# Your instructions
Copy each line holding the string "this".

* * *

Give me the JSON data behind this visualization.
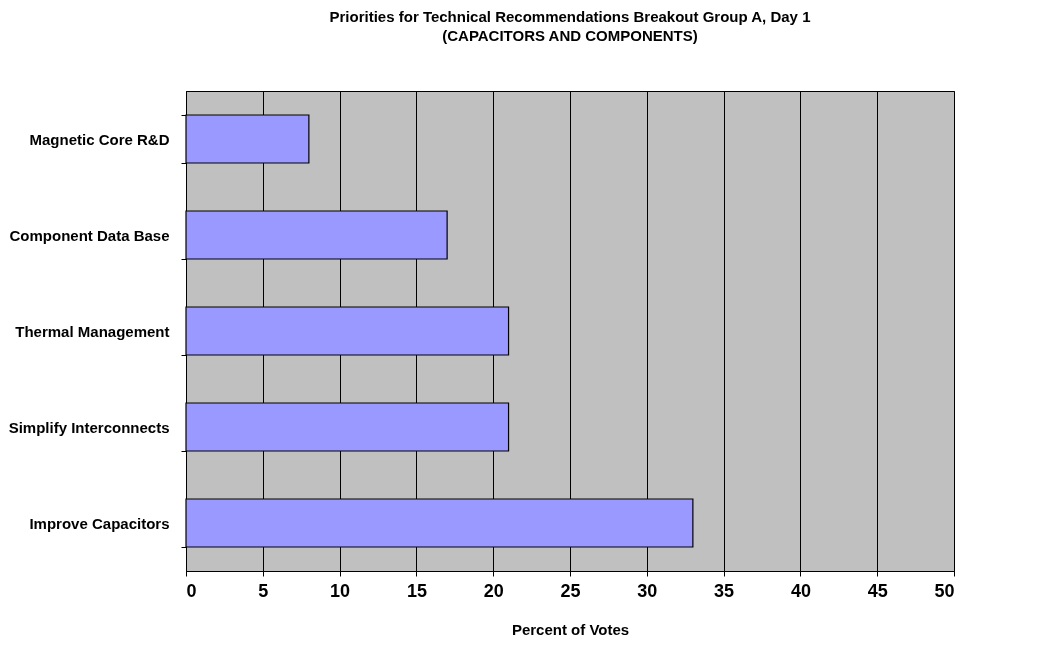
{
  "chart_data": {
    "type": "bar",
    "orientation": "horizontal",
    "title": "Priorities for Technical Recommendations Breakout Group A, Day 1",
    "subtitle": "(CAPACITORS AND COMPONENTS)",
    "xlabel": "Percent of Votes",
    "categories": [
      "Magnetic Core R&D",
      "Component Data Base",
      "Thermal Management",
      "Simplify Interconnects",
      "Improve Capacitors"
    ],
    "values": [
      8,
      17,
      21,
      21,
      33
    ],
    "color": "#9999ff",
    "xlim": [
      0,
      50
    ],
    "xticks": [
      0,
      5,
      10,
      15,
      20,
      25,
      30,
      35,
      40,
      45,
      50
    ],
    "grid": "x"
  }
}
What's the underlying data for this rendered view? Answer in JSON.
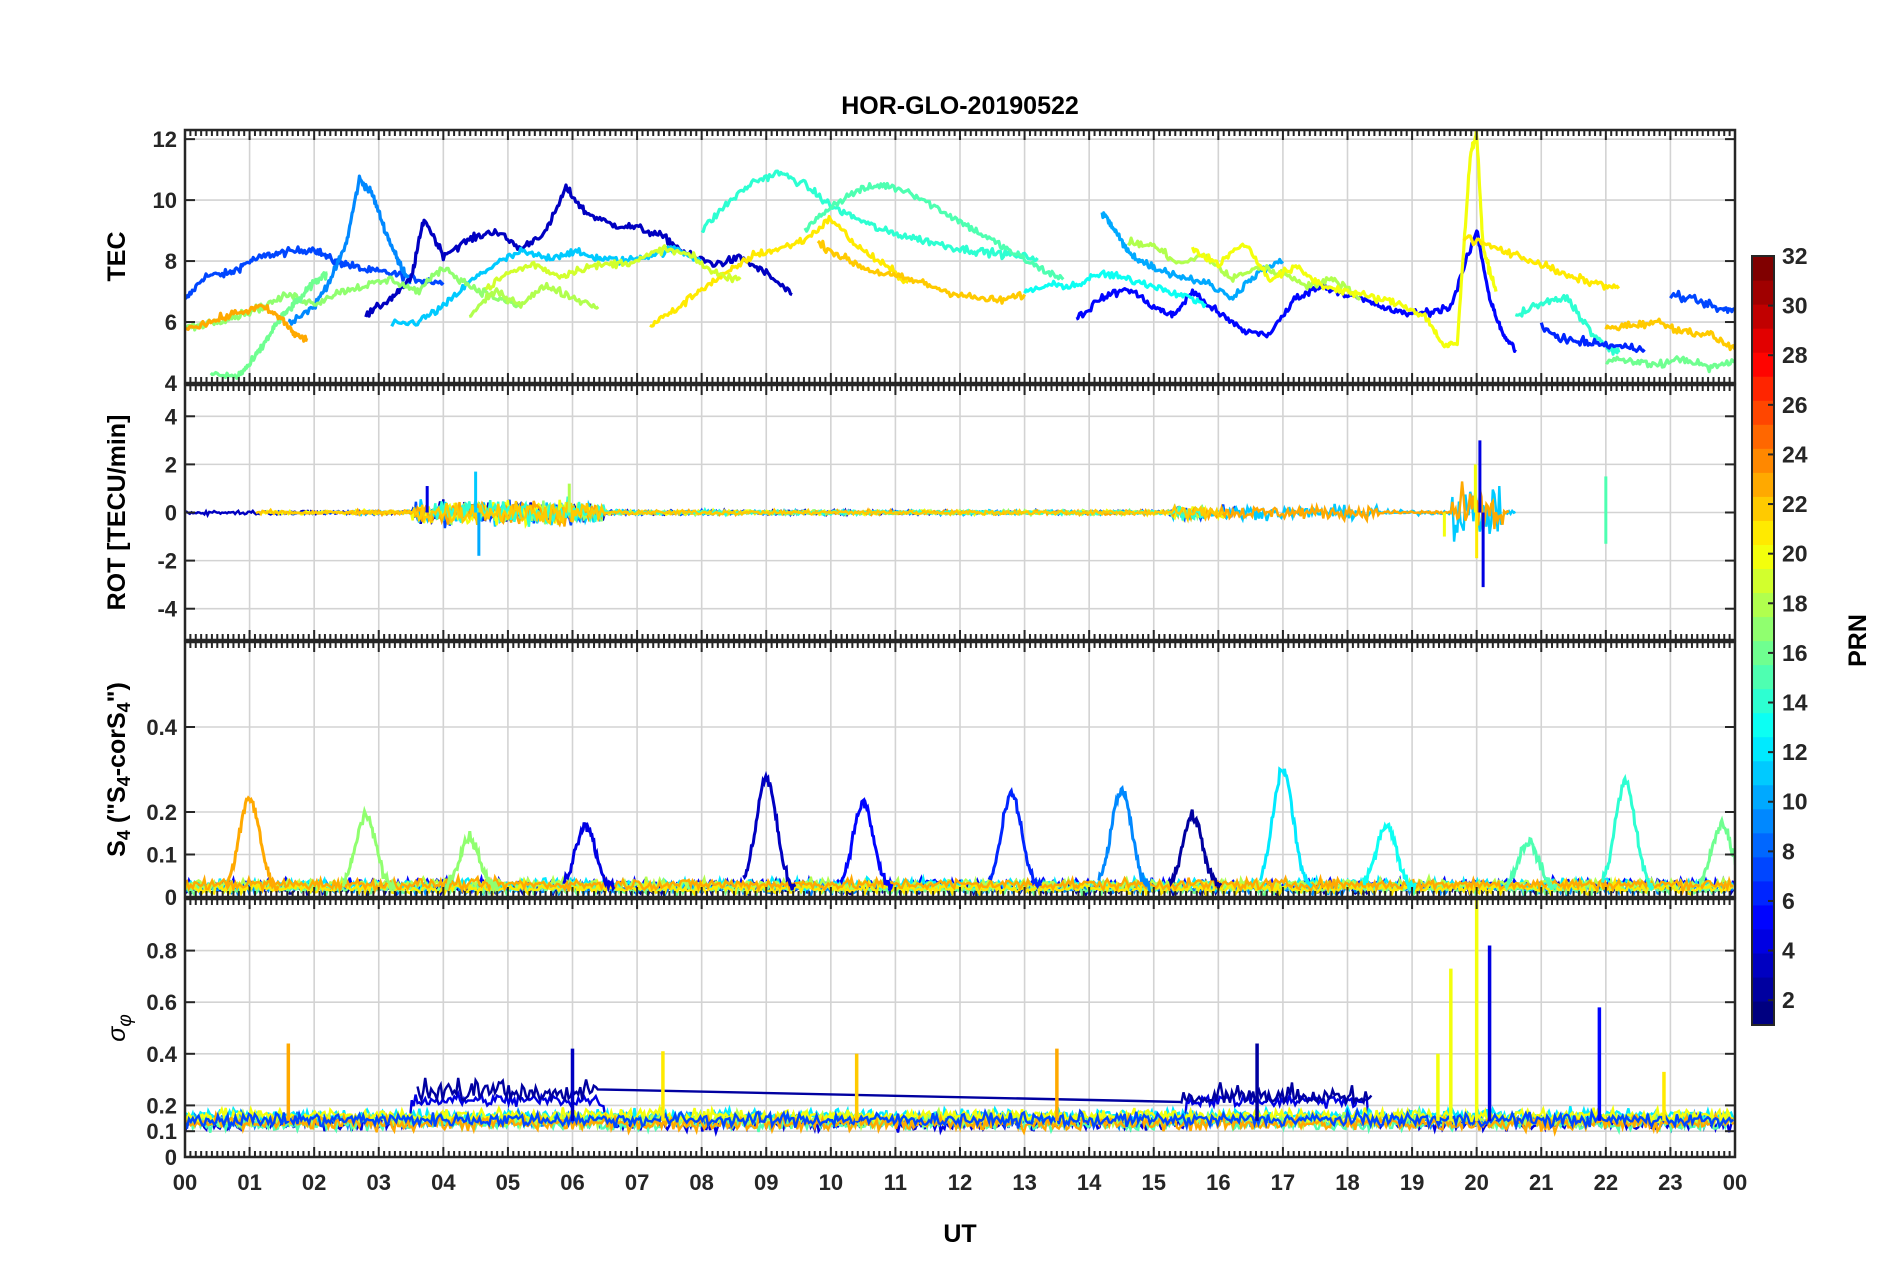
{
  "figure": {
    "title": "HOR-GLO-20190522",
    "xlabel": "UT"
  },
  "chart_data": [
    {
      "id": "tec",
      "type": "line",
      "ylabel": "TEC",
      "ylim": [
        4,
        12.3
      ],
      "yticks": [
        4,
        6,
        8,
        10,
        12
      ],
      "grid": true,
      "series": [
        {
          "prn": 7,
          "x": [
            0,
            0.3,
            0.7,
            1.0,
            1.3,
            1.6,
            2.0,
            2.3,
            2.5,
            2.8,
            3.2,
            3.6,
            4.0
          ],
          "y": [
            6.7,
            7.5,
            7.6,
            8.0,
            8.2,
            8.3,
            8.4,
            8.0,
            7.9,
            7.7,
            7.6,
            7.4,
            7.3
          ]
        },
        {
          "prn": 9,
          "x": [
            1.6,
            2.0,
            2.3,
            2.5,
            2.7,
            2.9,
            3.1,
            3.3,
            3.5
          ],
          "y": [
            6.0,
            6.5,
            7.6,
            8.6,
            10.7,
            10.2,
            9.0,
            8.0,
            7.3
          ]
        },
        {
          "prn": 3,
          "x": [
            2.8,
            3.2,
            3.5,
            3.7,
            4.0,
            4.4,
            4.8,
            5.2,
            5.6,
            5.9,
            6.2,
            6.6,
            7.0,
            7.4,
            7.8,
            8.2,
            8.6,
            9.0,
            9.4
          ],
          "y": [
            6.2,
            6.8,
            7.4,
            9.4,
            8.2,
            8.7,
            9.0,
            8.4,
            9.0,
            10.4,
            9.6,
            9.2,
            9.1,
            8.8,
            8.2,
            7.9,
            8.1,
            7.6,
            6.9
          ]
        },
        {
          "prn": 11,
          "x": [
            3.2,
            3.6,
            4.0,
            4.4,
            4.8,
            5.2,
            5.6,
            6.0,
            6.4,
            6.8,
            7.2,
            7.6,
            8.0
          ],
          "y": [
            5.9,
            6.0,
            6.5,
            7.3,
            7.9,
            8.3,
            8.1,
            8.3,
            8.1,
            8.0,
            8.2,
            8.4,
            8.0
          ]
        },
        {
          "prn": 14,
          "x": [
            8.0,
            8.4,
            8.8,
            9.2,
            9.6,
            10.0,
            10.4,
            10.8,
            11.2,
            11.6,
            12.0,
            12.4,
            12.8,
            13.2
          ],
          "y": [
            9.0,
            9.9,
            10.6,
            10.9,
            10.5,
            9.8,
            9.4,
            9.0,
            8.8,
            8.6,
            8.4,
            8.3,
            8.2,
            8.1
          ]
        },
        {
          "prn": 15,
          "x": [
            9.6,
            10.0,
            10.4,
            10.8,
            11.2,
            11.6,
            12.0,
            12.4,
            12.8,
            13.2,
            13.6
          ],
          "y": [
            9.0,
            9.8,
            10.3,
            10.5,
            10.3,
            9.8,
            9.3,
            8.8,
            8.3,
            7.8,
            7.4
          ]
        },
        {
          "prn": 21,
          "x": [
            7.2,
            7.6,
            8.0,
            8.4,
            8.8,
            9.2,
            9.6,
            10.0,
            10.4,
            10.8,
            11.2
          ],
          "y": [
            5.9,
            6.4,
            7.1,
            7.6,
            8.2,
            8.4,
            8.7,
            9.4,
            8.5,
            7.9,
            7.3
          ]
        },
        {
          "prn": 19,
          "x": [
            4.6,
            5.0,
            5.4,
            5.8,
            6.2,
            6.6,
            7.0,
            7.4,
            7.8,
            8.2,
            8.6
          ],
          "y": [
            7.0,
            7.6,
            7.9,
            7.5,
            7.8,
            7.9,
            8.0,
            8.4,
            8.2,
            7.6,
            7.4
          ]
        },
        {
          "prn": 22,
          "x": [
            9.8,
            10.2,
            10.6,
            11.0,
            11.4,
            11.8,
            12.2,
            12.6,
            13.0
          ],
          "y": [
            8.6,
            8.1,
            7.7,
            7.5,
            7.3,
            7.0,
            6.8,
            6.7,
            6.9
          ]
        },
        {
          "prn": 17,
          "x": [
            0,
            0.4,
            0.8,
            1.2,
            1.6,
            2.0,
            2.4,
            2.8,
            3.2,
            3.6,
            4.0,
            4.4,
            4.8,
            5.2
          ],
          "y": [
            5.8,
            6.0,
            6.2,
            6.5,
            6.9,
            6.6,
            7.0,
            7.2,
            7.4,
            7.0,
            7.8,
            7.2,
            6.8,
            6.5
          ]
        },
        {
          "prn": 16,
          "x": [
            0.4,
            0.8,
            1.0,
            1.2,
            1.4,
            1.6,
            1.8,
            2.0,
            2.2
          ],
          "y": [
            4.3,
            4.2,
            4.6,
            5.2,
            5.9,
            6.4,
            6.8,
            7.3,
            7.6
          ]
        },
        {
          "prn": 23,
          "x": [
            0,
            0.4,
            0.8,
            1.2,
            1.5,
            1.7,
            1.9
          ],
          "y": [
            5.8,
            6.0,
            6.3,
            6.5,
            6.1,
            5.6,
            5.4
          ]
        },
        {
          "prn": 18,
          "x": [
            4.4,
            4.8,
            5.2,
            5.6,
            6.0,
            6.4
          ],
          "y": [
            6.2,
            7.0,
            6.6,
            7.2,
            6.8,
            6.5
          ]
        },
        {
          "prn": 5,
          "x": [
            13.8,
            14.2,
            14.6,
            15.0,
            15.3,
            15.6,
            16.0,
            16.4,
            16.8,
            17.2,
            17.6,
            18.0,
            18.4,
            18.8,
            19.2,
            19.6,
            20.0,
            20.2,
            20.4,
            20.6
          ],
          "y": [
            6.1,
            6.8,
            7.1,
            6.5,
            6.2,
            7.0,
            6.3,
            5.7,
            5.6,
            6.8,
            7.2,
            6.9,
            6.6,
            6.3,
            6.3,
            6.5,
            9.0,
            6.8,
            5.6,
            5.1
          ]
        },
        {
          "prn": 10,
          "x": [
            14.2,
            14.4,
            14.6,
            14.8,
            15.0,
            15.4,
            15.8,
            16.2,
            16.6,
            17.0
          ],
          "y": [
            9.6,
            9.0,
            8.3,
            8.0,
            7.8,
            7.5,
            7.3,
            6.8,
            7.6,
            8.0
          ]
        },
        {
          "prn": 13,
          "x": [
            13.0,
            13.4,
            13.8,
            14.2,
            14.6,
            15.0,
            15.4,
            15.8
          ],
          "y": [
            7.0,
            7.2,
            7.2,
            7.6,
            7.4,
            7.2,
            6.9,
            6.6
          ]
        },
        {
          "prn": 18,
          "x": [
            14.6,
            15.0,
            15.4,
            15.8,
            16.2,
            16.6,
            17.0,
            17.4,
            17.8,
            18.2
          ],
          "y": [
            8.6,
            8.5,
            7.9,
            8.2,
            7.4,
            7.8,
            7.6,
            7.2,
            7.4,
            6.8
          ]
        },
        {
          "prn": 20,
          "x": [
            15.6,
            16.0,
            16.4,
            16.8,
            17.2,
            17.6,
            18.0,
            18.4,
            18.8,
            19.2,
            19.5,
            19.7,
            19.9,
            20.0,
            20.1,
            20.3
          ],
          "y": [
            8.4,
            7.9,
            8.6,
            7.4,
            7.8,
            7.2,
            7.0,
            6.8,
            6.6,
            6.2,
            5.2,
            5.3,
            11.5,
            12.2,
            8.4,
            7.0
          ]
        },
        {
          "prn": 21,
          "x": [
            19.8,
            20.2,
            20.6,
            21.0,
            21.4,
            21.8,
            22.2
          ],
          "y": [
            8.8,
            8.5,
            8.2,
            7.9,
            7.5,
            7.3,
            7.1
          ]
        },
        {
          "prn": 14,
          "x": [
            20.6,
            21.0,
            21.4,
            21.8,
            22.0,
            22.2
          ],
          "y": [
            6.2,
            6.6,
            6.8,
            5.6,
            5.2,
            5.0
          ]
        },
        {
          "prn": 6,
          "x": [
            21.0,
            21.4,
            21.8,
            22.2,
            22.6
          ],
          "y": [
            5.8,
            5.4,
            5.3,
            5.2,
            5.1
          ]
        },
        {
          "prn": 16,
          "x": [
            22.0,
            22.4,
            22.8,
            23.2,
            23.6,
            24.0
          ],
          "y": [
            4.8,
            4.7,
            4.6,
            4.8,
            4.5,
            4.7
          ]
        },
        {
          "prn": 22,
          "x": [
            22.0,
            22.4,
            22.8,
            23.2,
            23.6,
            24.0
          ],
          "y": [
            5.8,
            5.9,
            6.0,
            5.7,
            5.6,
            5.1
          ]
        },
        {
          "prn": 7,
          "x": [
            23.0,
            23.4,
            23.8,
            24.0
          ],
          "y": [
            6.9,
            6.7,
            6.4,
            6.4
          ]
        }
      ]
    },
    {
      "id": "rot",
      "type": "line",
      "ylabel": "ROT [TECU/min]",
      "ylim": [
        -5.3,
        5.3
      ],
      "yticks": [
        -4,
        -2,
        0,
        2,
        4
      ],
      "grid": true,
      "features": "near-zero noise for all PRNs; bursts near 03.6-06.5 UT (about -1.8 to +1.7) and a large spike near 20.0 UT (about -3.1 to +3.0); smaller burst near 22.0 UT"
    },
    {
      "id": "s4",
      "type": "line",
      "ylabel": "S4 (\"S4-corS4\")",
      "ylim": [
        0,
        0.6
      ],
      "yticks": [
        0,
        0.1,
        0.2,
        0.4
      ],
      "grid": true,
      "peaks": [
        {
          "prn": 23,
          "x": 1.0,
          "y": 0.23
        },
        {
          "prn": 17,
          "x": 2.8,
          "y": 0.19
        },
        {
          "prn": 17,
          "x": 4.4,
          "y": 0.14
        },
        {
          "prn": 4,
          "x": 6.2,
          "y": 0.17
        },
        {
          "prn": 3,
          "x": 9.0,
          "y": 0.28
        },
        {
          "prn": 5,
          "x": 10.5,
          "y": 0.22
        },
        {
          "prn": 6,
          "x": 12.8,
          "y": 0.24
        },
        {
          "prn": 9,
          "x": 14.5,
          "y": 0.25
        },
        {
          "prn": 2,
          "x": 15.6,
          "y": 0.19
        },
        {
          "prn": 12,
          "x": 17.0,
          "y": 0.3
        },
        {
          "prn": 13,
          "x": 18.6,
          "y": 0.17
        },
        {
          "prn": 15,
          "x": 20.8,
          "y": 0.13
        },
        {
          "prn": 14,
          "x": 22.3,
          "y": 0.27
        },
        {
          "prn": 16,
          "x": 23.8,
          "y": 0.17
        }
      ]
    },
    {
      "id": "sigma",
      "type": "line",
      "ylabel": "σφ",
      "ylim": [
        0,
        1.0
      ],
      "yticks": [
        0,
        0.1,
        0.2,
        0.4,
        0.6,
        0.8
      ],
      "grid": true,
      "spikes": [
        {
          "prn": 23,
          "x": 1.6,
          "y": 0.44
        },
        {
          "prn": 3,
          "x": 6.0,
          "y": 0.42
        },
        {
          "prn": 21,
          "x": 7.4,
          "y": 0.41
        },
        {
          "prn": 22,
          "x": 10.4,
          "y": 0.4
        },
        {
          "prn": 23,
          "x": 13.5,
          "y": 0.42
        },
        {
          "prn": 2,
          "x": 16.6,
          "y": 0.44
        },
        {
          "prn": 20,
          "x": 19.4,
          "y": 0.4
        },
        {
          "prn": 20,
          "x": 19.6,
          "y": 0.73
        },
        {
          "prn": 20,
          "x": 20.0,
          "y": 1.0
        },
        {
          "prn": 4,
          "x": 20.2,
          "y": 0.82
        },
        {
          "prn": 5,
          "x": 21.9,
          "y": 0.58
        },
        {
          "prn": 21,
          "x": 22.9,
          "y": 0.33
        }
      ]
    }
  ],
  "xaxis": {
    "range": [
      0,
      24
    ],
    "tick_labels": [
      "00",
      "01",
      "02",
      "03",
      "04",
      "05",
      "06",
      "07",
      "08",
      "09",
      "10",
      "11",
      "12",
      "13",
      "14",
      "15",
      "16",
      "17",
      "18",
      "19",
      "20",
      "21",
      "22",
      "23",
      "00"
    ]
  },
  "colorbar": {
    "label": "PRN",
    "range": [
      1,
      32
    ],
    "tick_labels": [
      "2",
      "4",
      "6",
      "8",
      "10",
      "12",
      "14",
      "16",
      "18",
      "20",
      "22",
      "24",
      "26",
      "28",
      "30",
      "32"
    ],
    "colormap": "jet"
  }
}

* * *

# Problem solution
Give me the JSON data behind this visualization.
What's the underlying data for this rendered view? Answer in JSON.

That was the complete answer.